● Short task
Output the records. Match them exactly.

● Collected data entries
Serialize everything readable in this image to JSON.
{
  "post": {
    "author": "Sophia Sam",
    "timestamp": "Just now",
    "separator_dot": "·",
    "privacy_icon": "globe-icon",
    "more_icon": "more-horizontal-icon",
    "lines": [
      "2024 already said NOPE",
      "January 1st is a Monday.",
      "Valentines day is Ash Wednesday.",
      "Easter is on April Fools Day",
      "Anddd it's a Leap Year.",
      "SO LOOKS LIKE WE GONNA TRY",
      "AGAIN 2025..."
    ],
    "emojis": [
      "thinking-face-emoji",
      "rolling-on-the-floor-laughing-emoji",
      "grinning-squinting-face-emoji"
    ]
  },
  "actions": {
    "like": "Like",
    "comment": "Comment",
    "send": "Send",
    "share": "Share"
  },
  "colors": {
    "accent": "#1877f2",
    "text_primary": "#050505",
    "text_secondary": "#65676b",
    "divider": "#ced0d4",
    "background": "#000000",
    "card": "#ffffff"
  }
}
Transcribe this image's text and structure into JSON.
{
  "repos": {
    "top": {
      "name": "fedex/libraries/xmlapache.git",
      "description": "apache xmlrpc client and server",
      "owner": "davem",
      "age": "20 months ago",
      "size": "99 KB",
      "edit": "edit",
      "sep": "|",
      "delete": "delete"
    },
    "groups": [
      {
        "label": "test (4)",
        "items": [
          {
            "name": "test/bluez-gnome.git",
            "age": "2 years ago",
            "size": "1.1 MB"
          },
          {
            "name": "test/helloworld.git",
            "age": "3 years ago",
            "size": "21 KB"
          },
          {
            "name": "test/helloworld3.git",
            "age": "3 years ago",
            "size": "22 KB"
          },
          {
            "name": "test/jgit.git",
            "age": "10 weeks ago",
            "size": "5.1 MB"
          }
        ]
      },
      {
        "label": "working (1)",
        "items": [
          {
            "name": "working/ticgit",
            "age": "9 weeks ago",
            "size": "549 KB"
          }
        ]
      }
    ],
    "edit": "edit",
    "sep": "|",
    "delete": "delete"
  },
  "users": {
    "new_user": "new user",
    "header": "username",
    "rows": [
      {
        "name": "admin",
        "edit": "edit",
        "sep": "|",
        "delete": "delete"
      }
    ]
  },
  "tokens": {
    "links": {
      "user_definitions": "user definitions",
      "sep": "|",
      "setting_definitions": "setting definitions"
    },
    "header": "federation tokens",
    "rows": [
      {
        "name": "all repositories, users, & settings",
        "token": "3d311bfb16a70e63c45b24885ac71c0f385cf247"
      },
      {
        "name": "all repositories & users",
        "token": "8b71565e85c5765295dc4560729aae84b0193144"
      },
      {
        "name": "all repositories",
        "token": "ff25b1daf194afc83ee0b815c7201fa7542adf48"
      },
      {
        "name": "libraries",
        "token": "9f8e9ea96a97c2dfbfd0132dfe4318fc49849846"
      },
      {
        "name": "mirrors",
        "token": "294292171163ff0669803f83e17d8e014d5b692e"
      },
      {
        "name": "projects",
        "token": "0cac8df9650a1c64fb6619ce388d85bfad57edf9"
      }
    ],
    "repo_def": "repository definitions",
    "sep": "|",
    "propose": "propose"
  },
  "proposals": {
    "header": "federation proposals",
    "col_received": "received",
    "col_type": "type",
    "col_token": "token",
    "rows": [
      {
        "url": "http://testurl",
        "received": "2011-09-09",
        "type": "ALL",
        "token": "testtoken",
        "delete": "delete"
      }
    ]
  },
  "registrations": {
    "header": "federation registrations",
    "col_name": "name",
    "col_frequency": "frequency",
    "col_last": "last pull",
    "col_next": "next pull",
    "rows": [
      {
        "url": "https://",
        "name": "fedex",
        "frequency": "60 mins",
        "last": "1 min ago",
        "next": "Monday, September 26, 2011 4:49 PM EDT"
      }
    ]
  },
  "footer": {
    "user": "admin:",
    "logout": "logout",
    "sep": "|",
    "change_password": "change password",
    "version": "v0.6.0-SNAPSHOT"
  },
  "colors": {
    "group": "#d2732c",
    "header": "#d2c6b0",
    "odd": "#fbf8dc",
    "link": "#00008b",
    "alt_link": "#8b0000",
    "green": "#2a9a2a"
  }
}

● Full solution
Serialize everything readable in this image to JSON.
{
  "post": {
    "author": "Sophia Sam",
    "timestamp": "Just now",
    "separator_dot": "·",
    "privacy_icon": "globe-icon",
    "more_icon": "more-horizontal-icon",
    "lines": [
      "2024 already said NOPE",
      "January 1st is a Monday.",
      "Valentines day is Ash Wednesday.",
      "Easter is on April Fools Day",
      "Anddd it's a Leap Year.",
      "SO LOOKS LIKE WE GONNA TRY",
      "AGAIN 2025..."
    ],
    "emojis": [
      "thinking-face-emoji",
      "rolling-on-the-floor-laughing-emoji",
      "grinning-squinting-face-emoji"
    ]
  },
  "actions": {
    "like": "Like",
    "comment": "Comment",
    "send": "Send",
    "share": "Share"
  },
  "colors": {
    "accent": "#1877f2",
    "text_primary": "#050505",
    "text_secondary": "#65676b",
    "divider": "#ced0d4",
    "background": "#000000",
    "card": "#ffffff"
  }
}
Transcribe this image's text and structure into JSON.
{
  "repos": {
    "top": {
      "name": "fedex/libraries/xmlapache.git",
      "description": "apache xmlrpc client and server",
      "owner": "davem",
      "age": "20 months ago",
      "size": "99 KB",
      "edit": "edit",
      "sep": "|",
      "delete": "delete"
    },
    "groups": [
      {
        "label": "test (4)",
        "items": [
          {
            "name": "test/bluez-gnome.git",
            "age": "2 years ago",
            "size": "1.1 MB"
          },
          {
            "name": "test/helloworld.git",
            "age": "3 years ago",
            "size": "21 KB"
          },
          {
            "name": "test/helloworld3.git",
            "age": "3 years ago",
            "size": "22 KB"
          },
          {
            "name": "test/jgit.git",
            "age": "10 weeks ago",
            "size": "5.1 MB"
          }
        ]
      },
      {
        "label": "working (1)",
        "items": [
          {
            "name": "working/ticgit",
            "age": "9 weeks ago",
            "size": "549 KB"
          }
        ]
      }
    ],
    "edit": "edit",
    "sep": "|",
    "delete": "delete"
  },
  "users": {
    "new_user": "new user",
    "header": "username",
    "rows": [
      {
        "name": "admin",
        "edit": "edit",
        "sep": "|",
        "delete": "delete"
      }
    ]
  },
  "tokens": {
    "links": {
      "user_definitions": "user definitions",
      "sep": "|",
      "setting_definitions": "setting definitions"
    },
    "header": "federation tokens",
    "rows": [
      {
        "name": "all repositories, users, & settings",
        "token": "3d311bfb16a70e63c45b24885ac71c0f385cf247"
      },
      {
        "name": "all repositories & users",
        "token": "8b71565e85c5765295dc4560729aae84b0193144"
      },
      {
        "name": "all repositories",
        "token": "ff25b1daf194afc83ee0b815c7201fa7542adf48"
      },
      {
        "name": "libraries",
        "token": "9f8e9ea96a97c2dfbfd0132dfe4318fc49849846"
      },
      {
        "name": "mirrors",
        "token": "294292171163ff0669803f83e17d8e014d5b692e"
      },
      {
        "name": "projects",
        "token": "0cac8df9650a1c64fb6619ce388d85bfad57edf9"
      }
    ],
    "repo_def": "repository definitions",
    "sep": "|",
    "propose": "propose"
  },
  "proposals": {
    "header": "federation proposals",
    "col_received": "received",
    "col_type": "type",
    "col_token": "token",
    "rows": [
      {
        "url": "http://testurl",
        "received": "2011-09-09",
        "type": "ALL",
        "token": "testtoken",
        "delete": "delete"
      }
    ]
  },
  "registrations": {
    "header": "federation registrations",
    "col_name": "name",
    "col_frequency": "frequency",
    "col_last": "last pull",
    "col_next": "next pull",
    "rows": [
      {
        "url": "https://",
        "name": "fedex",
        "frequency": "60 mins",
        "last": "1 min ago",
        "next": "Monday, September 26, 2011 4:49 PM EDT"
      }
    ]
  },
  "footer": {
    "user": "admin:",
    "logout": "logout",
    "sep": "|",
    "change_password": "change password",
    "version": "v0.6.0-SNAPSHOT"
  },
  "colors": {
    "group": "#d2732c",
    "header": "#d2c6b0",
    "odd": "#fbf8dc",
    "link": "#00008b",
    "alt_link": "#8b0000",
    "green": "#2a9a2a"
  }
}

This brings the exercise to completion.